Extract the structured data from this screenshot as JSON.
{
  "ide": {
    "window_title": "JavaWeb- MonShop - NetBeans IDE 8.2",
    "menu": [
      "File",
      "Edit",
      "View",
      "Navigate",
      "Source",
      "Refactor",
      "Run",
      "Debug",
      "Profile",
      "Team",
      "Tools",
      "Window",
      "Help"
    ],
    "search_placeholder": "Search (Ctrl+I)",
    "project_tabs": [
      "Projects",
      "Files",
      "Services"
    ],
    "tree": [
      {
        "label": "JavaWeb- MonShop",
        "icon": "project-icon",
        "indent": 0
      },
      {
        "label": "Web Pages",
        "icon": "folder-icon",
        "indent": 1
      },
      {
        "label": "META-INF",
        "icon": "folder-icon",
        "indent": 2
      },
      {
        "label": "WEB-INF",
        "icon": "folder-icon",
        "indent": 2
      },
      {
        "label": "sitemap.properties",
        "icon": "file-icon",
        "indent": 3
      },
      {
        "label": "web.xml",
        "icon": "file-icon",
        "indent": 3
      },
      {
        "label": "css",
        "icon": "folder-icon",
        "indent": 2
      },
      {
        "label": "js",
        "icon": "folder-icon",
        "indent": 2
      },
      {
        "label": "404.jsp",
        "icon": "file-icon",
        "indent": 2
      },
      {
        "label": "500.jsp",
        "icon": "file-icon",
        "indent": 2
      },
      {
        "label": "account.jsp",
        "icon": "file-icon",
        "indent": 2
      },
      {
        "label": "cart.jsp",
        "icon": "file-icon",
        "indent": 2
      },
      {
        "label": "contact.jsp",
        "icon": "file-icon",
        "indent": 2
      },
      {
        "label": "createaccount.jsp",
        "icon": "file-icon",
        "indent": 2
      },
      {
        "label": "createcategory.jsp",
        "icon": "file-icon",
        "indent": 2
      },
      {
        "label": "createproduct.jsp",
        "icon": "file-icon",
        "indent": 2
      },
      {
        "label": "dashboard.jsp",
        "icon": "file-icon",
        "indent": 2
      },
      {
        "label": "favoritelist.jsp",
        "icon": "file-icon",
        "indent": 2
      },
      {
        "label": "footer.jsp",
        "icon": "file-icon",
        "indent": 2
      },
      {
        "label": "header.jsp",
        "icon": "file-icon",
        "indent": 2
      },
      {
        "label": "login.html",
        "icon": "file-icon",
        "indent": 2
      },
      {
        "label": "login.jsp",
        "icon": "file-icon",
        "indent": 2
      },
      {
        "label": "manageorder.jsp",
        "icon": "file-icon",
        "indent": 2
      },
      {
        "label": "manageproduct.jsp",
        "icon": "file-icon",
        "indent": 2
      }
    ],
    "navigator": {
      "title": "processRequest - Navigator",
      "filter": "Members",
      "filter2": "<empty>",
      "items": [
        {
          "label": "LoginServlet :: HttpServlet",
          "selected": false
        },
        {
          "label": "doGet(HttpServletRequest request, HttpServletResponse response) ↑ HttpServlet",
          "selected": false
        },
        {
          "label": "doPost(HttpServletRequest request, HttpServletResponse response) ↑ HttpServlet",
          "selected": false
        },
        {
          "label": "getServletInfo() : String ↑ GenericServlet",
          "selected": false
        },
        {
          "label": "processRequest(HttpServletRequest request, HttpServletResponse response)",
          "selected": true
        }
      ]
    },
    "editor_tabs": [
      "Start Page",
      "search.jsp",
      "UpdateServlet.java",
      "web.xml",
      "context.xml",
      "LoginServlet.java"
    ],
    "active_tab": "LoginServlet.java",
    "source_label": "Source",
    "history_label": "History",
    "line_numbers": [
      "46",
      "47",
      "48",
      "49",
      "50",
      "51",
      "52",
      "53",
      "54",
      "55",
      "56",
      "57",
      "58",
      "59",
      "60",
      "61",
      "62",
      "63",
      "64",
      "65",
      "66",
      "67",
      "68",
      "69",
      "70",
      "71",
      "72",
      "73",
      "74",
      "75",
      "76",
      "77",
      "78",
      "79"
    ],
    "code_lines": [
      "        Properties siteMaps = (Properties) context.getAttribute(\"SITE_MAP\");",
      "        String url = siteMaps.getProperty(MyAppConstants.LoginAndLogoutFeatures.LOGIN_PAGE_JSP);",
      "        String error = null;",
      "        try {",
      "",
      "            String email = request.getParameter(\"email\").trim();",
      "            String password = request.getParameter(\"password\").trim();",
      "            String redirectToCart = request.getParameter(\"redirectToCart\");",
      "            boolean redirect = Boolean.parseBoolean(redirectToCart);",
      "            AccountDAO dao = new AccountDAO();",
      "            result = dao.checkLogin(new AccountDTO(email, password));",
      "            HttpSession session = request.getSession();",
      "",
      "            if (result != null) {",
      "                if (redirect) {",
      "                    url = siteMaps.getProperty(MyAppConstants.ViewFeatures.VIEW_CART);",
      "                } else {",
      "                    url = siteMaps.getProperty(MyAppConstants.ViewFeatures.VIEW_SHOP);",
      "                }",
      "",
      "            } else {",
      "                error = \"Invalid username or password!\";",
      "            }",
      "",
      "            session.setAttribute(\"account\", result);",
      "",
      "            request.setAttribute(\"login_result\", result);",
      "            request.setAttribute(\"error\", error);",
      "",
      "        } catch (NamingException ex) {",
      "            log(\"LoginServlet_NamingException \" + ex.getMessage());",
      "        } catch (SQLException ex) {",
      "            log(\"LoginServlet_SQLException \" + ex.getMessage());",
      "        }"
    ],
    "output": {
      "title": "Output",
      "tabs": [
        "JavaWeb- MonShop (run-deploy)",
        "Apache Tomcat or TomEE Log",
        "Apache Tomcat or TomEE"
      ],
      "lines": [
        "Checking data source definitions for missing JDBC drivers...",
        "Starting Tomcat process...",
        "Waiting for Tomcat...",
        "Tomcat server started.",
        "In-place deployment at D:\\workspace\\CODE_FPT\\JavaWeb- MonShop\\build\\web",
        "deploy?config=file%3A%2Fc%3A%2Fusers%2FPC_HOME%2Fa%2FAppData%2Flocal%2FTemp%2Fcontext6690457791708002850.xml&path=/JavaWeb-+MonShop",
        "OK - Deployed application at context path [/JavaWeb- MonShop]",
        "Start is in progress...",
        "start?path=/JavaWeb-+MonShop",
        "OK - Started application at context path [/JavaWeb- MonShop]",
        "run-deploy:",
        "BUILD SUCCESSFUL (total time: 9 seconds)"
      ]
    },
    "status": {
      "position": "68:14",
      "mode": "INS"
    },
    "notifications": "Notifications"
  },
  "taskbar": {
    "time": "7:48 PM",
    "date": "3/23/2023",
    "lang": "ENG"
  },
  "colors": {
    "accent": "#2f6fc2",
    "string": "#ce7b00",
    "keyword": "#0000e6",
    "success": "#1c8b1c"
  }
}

Given request —
Copy every line above that holds the word "error".

Solution to this task —
      "        String error = null;",
      "                error = \"Invalid username or password!\";",
      "            request.setAttribute(\"error\", error);",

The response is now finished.